▶ _Problem requirements_
Reproduce each line exactly. Skip none.

------------------------------------

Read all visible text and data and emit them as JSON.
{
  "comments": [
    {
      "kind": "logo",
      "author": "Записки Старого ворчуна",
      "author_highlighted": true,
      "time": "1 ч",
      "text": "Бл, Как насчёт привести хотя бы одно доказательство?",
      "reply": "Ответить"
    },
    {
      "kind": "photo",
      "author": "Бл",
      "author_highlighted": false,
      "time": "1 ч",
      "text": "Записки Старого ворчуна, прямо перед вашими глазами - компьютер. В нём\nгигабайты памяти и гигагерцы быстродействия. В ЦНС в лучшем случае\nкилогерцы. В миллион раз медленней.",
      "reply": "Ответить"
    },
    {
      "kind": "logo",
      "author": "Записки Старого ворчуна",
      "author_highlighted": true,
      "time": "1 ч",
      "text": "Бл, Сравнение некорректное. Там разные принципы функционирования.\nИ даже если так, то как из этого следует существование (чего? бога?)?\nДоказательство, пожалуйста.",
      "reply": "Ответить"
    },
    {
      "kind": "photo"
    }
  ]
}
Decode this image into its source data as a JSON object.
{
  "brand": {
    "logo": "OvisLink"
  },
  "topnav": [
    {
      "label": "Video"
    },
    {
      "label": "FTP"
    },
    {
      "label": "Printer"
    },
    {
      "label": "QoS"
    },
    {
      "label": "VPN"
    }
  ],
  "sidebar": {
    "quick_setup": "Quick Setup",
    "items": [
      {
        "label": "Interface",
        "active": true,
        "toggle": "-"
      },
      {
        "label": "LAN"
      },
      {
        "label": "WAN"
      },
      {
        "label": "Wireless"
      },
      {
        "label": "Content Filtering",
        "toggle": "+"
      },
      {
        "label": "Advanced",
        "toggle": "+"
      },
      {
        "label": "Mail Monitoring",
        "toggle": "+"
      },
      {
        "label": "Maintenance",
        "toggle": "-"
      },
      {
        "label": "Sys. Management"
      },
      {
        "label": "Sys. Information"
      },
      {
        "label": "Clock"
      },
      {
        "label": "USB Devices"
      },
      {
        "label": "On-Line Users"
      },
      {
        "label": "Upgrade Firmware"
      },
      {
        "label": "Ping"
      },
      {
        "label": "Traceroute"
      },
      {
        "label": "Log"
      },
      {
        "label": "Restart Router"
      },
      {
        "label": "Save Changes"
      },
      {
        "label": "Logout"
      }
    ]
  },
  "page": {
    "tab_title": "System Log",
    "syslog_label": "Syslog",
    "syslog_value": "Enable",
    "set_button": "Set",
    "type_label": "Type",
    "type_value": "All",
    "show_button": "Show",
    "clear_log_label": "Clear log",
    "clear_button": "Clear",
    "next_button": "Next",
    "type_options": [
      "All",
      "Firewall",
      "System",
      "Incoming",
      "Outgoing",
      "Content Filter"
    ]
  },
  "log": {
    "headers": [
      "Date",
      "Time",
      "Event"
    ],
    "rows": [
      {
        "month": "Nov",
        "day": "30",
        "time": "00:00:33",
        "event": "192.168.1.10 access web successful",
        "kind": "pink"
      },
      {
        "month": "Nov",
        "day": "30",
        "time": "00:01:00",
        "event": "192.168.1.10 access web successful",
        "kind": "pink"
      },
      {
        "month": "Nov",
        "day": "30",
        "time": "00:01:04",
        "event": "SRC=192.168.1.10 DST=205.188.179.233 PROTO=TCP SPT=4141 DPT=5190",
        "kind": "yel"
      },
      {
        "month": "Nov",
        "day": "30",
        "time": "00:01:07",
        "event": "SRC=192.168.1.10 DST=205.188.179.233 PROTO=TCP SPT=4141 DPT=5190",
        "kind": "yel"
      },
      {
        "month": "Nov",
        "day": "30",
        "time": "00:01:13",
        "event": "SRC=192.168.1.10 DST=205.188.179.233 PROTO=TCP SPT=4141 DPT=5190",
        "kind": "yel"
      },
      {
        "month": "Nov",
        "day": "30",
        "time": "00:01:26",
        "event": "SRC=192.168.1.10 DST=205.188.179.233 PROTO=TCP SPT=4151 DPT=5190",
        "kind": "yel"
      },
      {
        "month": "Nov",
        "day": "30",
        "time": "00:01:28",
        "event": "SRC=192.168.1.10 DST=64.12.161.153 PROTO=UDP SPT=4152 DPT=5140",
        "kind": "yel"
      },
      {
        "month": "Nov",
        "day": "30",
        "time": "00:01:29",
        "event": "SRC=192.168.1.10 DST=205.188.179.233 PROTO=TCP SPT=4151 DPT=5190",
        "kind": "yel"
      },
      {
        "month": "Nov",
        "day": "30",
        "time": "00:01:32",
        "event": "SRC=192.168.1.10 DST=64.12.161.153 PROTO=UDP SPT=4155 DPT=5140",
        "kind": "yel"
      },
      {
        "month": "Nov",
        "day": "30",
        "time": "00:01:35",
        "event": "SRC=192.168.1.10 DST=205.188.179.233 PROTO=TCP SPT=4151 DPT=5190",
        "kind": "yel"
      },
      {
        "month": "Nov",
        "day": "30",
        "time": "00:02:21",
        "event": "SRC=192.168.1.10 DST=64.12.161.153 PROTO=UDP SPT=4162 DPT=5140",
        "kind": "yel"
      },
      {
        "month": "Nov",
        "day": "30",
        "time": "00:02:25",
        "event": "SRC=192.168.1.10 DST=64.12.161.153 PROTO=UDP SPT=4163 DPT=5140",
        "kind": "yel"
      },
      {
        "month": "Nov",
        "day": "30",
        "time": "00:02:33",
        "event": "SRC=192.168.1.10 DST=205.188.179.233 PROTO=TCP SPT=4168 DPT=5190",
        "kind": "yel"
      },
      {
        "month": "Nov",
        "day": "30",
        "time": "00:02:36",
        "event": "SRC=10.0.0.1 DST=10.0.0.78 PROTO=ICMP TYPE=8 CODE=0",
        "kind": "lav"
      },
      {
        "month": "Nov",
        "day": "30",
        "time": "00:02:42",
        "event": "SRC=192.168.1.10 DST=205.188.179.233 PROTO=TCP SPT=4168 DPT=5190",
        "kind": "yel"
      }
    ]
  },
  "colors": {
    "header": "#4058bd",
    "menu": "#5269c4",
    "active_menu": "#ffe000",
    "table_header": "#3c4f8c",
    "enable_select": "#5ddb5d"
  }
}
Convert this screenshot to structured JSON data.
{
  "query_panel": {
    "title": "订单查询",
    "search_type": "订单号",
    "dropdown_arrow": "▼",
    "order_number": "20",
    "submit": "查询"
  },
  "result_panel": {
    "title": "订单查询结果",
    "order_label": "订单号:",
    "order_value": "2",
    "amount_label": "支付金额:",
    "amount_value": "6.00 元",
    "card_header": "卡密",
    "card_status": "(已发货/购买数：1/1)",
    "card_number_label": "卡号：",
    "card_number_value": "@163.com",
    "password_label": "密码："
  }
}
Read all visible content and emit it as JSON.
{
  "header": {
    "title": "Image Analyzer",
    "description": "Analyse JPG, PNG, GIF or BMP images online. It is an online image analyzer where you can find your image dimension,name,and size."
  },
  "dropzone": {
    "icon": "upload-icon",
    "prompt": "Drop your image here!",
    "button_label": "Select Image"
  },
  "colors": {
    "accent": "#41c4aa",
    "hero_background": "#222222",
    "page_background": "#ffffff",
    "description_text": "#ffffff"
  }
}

------------------------------------

▶ _Task response_
Read all visible text and data and emit them as JSON.
{
  "comments": [
    {
      "kind": "logo",
      "author": "Записки Старого ворчуна",
      "author_highlighted": true,
      "time": "1 ч",
      "text": "Бл, Как насчёт привести хотя бы одно доказательство?",
      "reply": "Ответить"
    },
    {
      "kind": "photo",
      "author": "Бл",
      "author_highlighted": false,
      "time": "1 ч",
      "text": "Записки Старого ворчуна, прямо перед вашими глазами - компьютер. В нём\nгигабайты памяти и гигагерцы быстродействия. В ЦНС в лучшем случае\nкилогерцы. В миллион раз медленней.",
      "reply": "Ответить"
    },
    {
      "kind": "logo",
      "author": "Записки Старого ворчуна",
      "author_highlighted": true,
      "time": "1 ч",
      "text": "Бл, Сравнение некорректное. Там разные принципы функционирования.\nИ даже если так, то как из этого следует существование (чего? бога?)?\nДоказательство, пожалуйста.",
      "reply": "Ответить"
    },
    {
      "kind": "photo"
    }
  ]
}
Decode this image into its source data as a JSON object.
{
  "brand": {
    "logo": "OvisLink"
  },
  "topnav": [
    {
      "label": "Video"
    },
    {
      "label": "FTP"
    },
    {
      "label": "Printer"
    },
    {
      "label": "QoS"
    },
    {
      "label": "VPN"
    }
  ],
  "sidebar": {
    "quick_setup": "Quick Setup",
    "items": [
      {
        "label": "Interface",
        "active": true,
        "toggle": "-"
      },
      {
        "label": "LAN"
      },
      {
        "label": "WAN"
      },
      {
        "label": "Wireless"
      },
      {
        "label": "Content Filtering",
        "toggle": "+"
      },
      {
        "label": "Advanced",
        "toggle": "+"
      },
      {
        "label": "Mail Monitoring",
        "toggle": "+"
      },
      {
        "label": "Maintenance",
        "toggle": "-"
      },
      {
        "label": "Sys. Management"
      },
      {
        "label": "Sys. Information"
      },
      {
        "label": "Clock"
      },
      {
        "label": "USB Devices"
      },
      {
        "label": "On-Line Users"
      },
      {
        "label": "Upgrade Firmware"
      },
      {
        "label": "Ping"
      },
      {
        "label": "Traceroute"
      },
      {
        "label": "Log"
      },
      {
        "label": "Restart Router"
      },
      {
        "label": "Save Changes"
      },
      {
        "label": "Logout"
      }
    ]
  },
  "page": {
    "tab_title": "System Log",
    "syslog_label": "Syslog",
    "syslog_value": "Enable",
    "set_button": "Set",
    "type_label": "Type",
    "type_value": "All",
    "show_button": "Show",
    "clear_log_label": "Clear log",
    "clear_button": "Clear",
    "next_button": "Next",
    "type_options": [
      "All",
      "Firewall",
      "System",
      "Incoming",
      "Outgoing",
      "Content Filter"
    ]
  },
  "log": {
    "headers": [
      "Date",
      "Time",
      "Event"
    ],
    "rows": [
      {
        "month": "Nov",
        "day": "30",
        "time": "00:00:33",
        "event": "192.168.1.10 access web successful",
        "kind": "pink"
      },
      {
        "month": "Nov",
        "day": "30",
        "time": "00:01:00",
        "event": "192.168.1.10 access web successful",
        "kind": "pink"
      },
      {
        "month": "Nov",
        "day": "30",
        "time": "00:01:04",
        "event": "SRC=192.168.1.10 DST=205.188.179.233 PROTO=TCP SPT=4141 DPT=5190",
        "kind": "yel"
      },
      {
        "month": "Nov",
        "day": "30",
        "time": "00:01:07",
        "event": "SRC=192.168.1.10 DST=205.188.179.233 PROTO=TCP SPT=4141 DPT=5190",
        "kind": "yel"
      },
      {
        "month": "Nov",
        "day": "30",
        "time": "00:01:13",
        "event": "SRC=192.168.1.10 DST=205.188.179.233 PROTO=TCP SPT=4141 DPT=5190",
        "kind": "yel"
      },
      {
        "month": "Nov",
        "day": "30",
        "time": "00:01:26",
        "event": "SRC=192.168.1.10 DST=205.188.179.233 PROTO=TCP SPT=4151 DPT=5190",
        "kind": "yel"
      },
      {
        "month": "Nov",
        "day": "30",
        "time": "00:01:28",
        "event": "SRC=192.168.1.10 DST=64.12.161.153 PROTO=UDP SPT=4152 DPT=5140",
        "kind": "yel"
      },
      {
        "month": "Nov",
        "day": "30",
        "time": "00:01:29",
        "event": "SRC=192.168.1.10 DST=205.188.179.233 PROTO=TCP SPT=4151 DPT=5190",
        "kind": "yel"
      },
      {
        "month": "Nov",
        "day": "30",
        "time": "00:01:32",
        "event": "SRC=192.168.1.10 DST=64.12.161.153 PROTO=UDP SPT=4155 DPT=5140",
        "kind": "yel"
      },
      {
        "month": "Nov",
        "day": "30",
        "time": "00:01:35",
        "event": "SRC=192.168.1.10 DST=205.188.179.233 PROTO=TCP SPT=4151 DPT=5190",
        "kind": "yel"
      },
      {
        "month": "Nov",
        "day": "30",
        "time": "00:02:21",
        "event": "SRC=192.168.1.10 DST=64.12.161.153 PROTO=UDP SPT=4162 DPT=5140",
        "kind": "yel"
      },
      {
        "month": "Nov",
        "day": "30",
        "time": "00:02:25",
        "event": "SRC=192.168.1.10 DST=64.12.161.153 PROTO=UDP SPT=4163 DPT=5140",
        "kind": "yel"
      },
      {
        "month": "Nov",
        "day": "30",
        "time": "00:02:33",
        "event": "SRC=192.168.1.10 DST=205.188.179.233 PROTO=TCP SPT=4168 DPT=5190",
        "kind": "yel"
      },
      {
        "month": "Nov",
        "day": "30",
        "time": "00:02:36",
        "event": "SRC=10.0.0.1 DST=10.0.0.78 PROTO=ICMP TYPE=8 CODE=0",
        "kind": "lav"
      },
      {
        "month": "Nov",
        "day": "30",
        "time": "00:02:42",
        "event": "SRC=192.168.1.10 DST=205.188.179.233 PROTO=TCP SPT=4168 DPT=5190",
        "kind": "yel"
      }
    ]
  },
  "colors": {
    "header": "#4058bd",
    "menu": "#5269c4",
    "active_menu": "#ffe000",
    "table_header": "#3c4f8c",
    "enable_select": "#5ddb5d"
  }
}
Convert this screenshot to structured JSON data.
{
  "query_panel": {
    "title": "订单查询",
    "search_type": "订单号",
    "dropdown_arrow": "▼",
    "order_number": "20",
    "submit": "查询"
  },
  "result_panel": {
    "title": "订单查询结果",
    "order_label": "订单号:",
    "order_value": "2",
    "amount_label": "支付金额:",
    "amount_value": "6.00 元",
    "card_header": "卡密",
    "card_status": "(已发货/购买数：1/1)",
    "card_number_label": "卡号：",
    "card_number_value": "@163.com",
    "password_label": "密码："
  }
}
Read all visible content and emit it as JSON.
{
  "header": {
    "title": "Image Analyzer",
    "description": "Analyse JPG, PNG, GIF or BMP images online. It is an online image analyzer where you can find your image dimension,name,and size."
  },
  "dropzone": {
    "icon": "upload-icon",
    "prompt": "Drop your image here!",
    "button_label": "Select Image"
  },
  "colors": {
    "accent": "#41c4aa",
    "hero_background": "#222222",
    "page_background": "#ffffff",
    "description_text": "#ffffff"
  }
}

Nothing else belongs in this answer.